### Data to process:
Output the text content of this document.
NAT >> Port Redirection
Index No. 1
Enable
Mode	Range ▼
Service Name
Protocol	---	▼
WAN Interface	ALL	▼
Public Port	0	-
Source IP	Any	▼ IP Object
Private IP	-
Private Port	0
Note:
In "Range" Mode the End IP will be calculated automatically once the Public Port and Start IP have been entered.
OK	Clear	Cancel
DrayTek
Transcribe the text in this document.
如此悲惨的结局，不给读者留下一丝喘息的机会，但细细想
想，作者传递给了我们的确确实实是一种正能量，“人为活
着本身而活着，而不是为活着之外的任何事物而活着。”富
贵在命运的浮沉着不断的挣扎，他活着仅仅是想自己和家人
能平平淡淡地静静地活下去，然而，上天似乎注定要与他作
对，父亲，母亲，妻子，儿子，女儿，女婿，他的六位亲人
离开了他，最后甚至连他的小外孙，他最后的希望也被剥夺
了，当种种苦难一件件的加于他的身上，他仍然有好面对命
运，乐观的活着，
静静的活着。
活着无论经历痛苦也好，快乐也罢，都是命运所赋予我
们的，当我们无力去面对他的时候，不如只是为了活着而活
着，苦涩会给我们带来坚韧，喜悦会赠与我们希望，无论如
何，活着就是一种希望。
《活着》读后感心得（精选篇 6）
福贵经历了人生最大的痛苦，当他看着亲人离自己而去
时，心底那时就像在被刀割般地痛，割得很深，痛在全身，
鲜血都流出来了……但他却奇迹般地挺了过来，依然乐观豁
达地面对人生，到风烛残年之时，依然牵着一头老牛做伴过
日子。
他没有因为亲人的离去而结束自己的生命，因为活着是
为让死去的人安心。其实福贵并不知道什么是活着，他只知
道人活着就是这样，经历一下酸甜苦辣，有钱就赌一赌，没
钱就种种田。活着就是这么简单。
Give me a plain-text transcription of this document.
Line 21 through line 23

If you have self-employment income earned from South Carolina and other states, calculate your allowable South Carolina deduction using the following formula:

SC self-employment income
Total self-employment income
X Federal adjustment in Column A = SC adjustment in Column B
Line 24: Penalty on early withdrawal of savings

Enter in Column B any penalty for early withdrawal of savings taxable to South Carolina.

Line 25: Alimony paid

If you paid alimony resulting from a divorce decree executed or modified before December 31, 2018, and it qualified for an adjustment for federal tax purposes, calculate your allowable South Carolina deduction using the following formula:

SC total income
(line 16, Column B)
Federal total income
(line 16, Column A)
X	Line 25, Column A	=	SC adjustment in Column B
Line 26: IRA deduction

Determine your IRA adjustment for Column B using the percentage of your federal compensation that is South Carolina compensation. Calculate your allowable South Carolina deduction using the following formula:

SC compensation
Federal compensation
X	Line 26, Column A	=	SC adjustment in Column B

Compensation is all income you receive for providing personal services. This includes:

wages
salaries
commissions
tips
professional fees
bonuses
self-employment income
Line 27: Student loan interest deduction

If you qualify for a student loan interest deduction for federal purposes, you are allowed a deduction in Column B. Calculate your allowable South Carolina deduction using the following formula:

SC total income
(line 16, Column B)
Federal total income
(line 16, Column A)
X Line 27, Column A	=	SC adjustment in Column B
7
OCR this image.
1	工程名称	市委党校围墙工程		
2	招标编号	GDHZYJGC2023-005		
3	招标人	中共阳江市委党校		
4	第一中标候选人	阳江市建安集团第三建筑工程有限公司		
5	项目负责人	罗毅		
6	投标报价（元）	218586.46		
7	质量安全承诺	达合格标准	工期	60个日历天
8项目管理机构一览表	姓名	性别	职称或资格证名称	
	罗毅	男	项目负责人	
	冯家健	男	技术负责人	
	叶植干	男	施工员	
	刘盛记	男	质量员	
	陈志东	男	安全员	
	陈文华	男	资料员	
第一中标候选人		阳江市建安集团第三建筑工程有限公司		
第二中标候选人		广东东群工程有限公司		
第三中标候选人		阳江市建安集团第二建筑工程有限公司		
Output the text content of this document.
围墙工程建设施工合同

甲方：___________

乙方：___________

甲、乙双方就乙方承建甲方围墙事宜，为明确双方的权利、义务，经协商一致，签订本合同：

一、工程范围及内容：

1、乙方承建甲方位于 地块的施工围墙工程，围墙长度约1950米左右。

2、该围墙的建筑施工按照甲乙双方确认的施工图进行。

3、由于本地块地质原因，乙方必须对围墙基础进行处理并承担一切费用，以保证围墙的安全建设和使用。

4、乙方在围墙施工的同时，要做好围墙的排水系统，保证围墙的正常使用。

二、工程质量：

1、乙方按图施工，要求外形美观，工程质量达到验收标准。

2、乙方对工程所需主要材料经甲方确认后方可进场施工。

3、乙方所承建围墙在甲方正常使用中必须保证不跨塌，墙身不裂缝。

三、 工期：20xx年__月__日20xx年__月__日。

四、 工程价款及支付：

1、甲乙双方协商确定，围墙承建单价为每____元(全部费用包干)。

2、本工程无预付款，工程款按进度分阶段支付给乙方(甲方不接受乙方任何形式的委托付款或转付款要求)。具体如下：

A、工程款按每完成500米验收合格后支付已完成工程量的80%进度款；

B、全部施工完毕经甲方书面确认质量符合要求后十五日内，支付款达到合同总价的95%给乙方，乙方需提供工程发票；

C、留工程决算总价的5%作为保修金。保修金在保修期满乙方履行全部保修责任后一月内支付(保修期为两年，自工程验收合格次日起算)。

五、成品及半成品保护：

### Goal of the exercise:
Check each line above for the string "employment" and report how many lines have it, giving only the number.

### Task answer:
4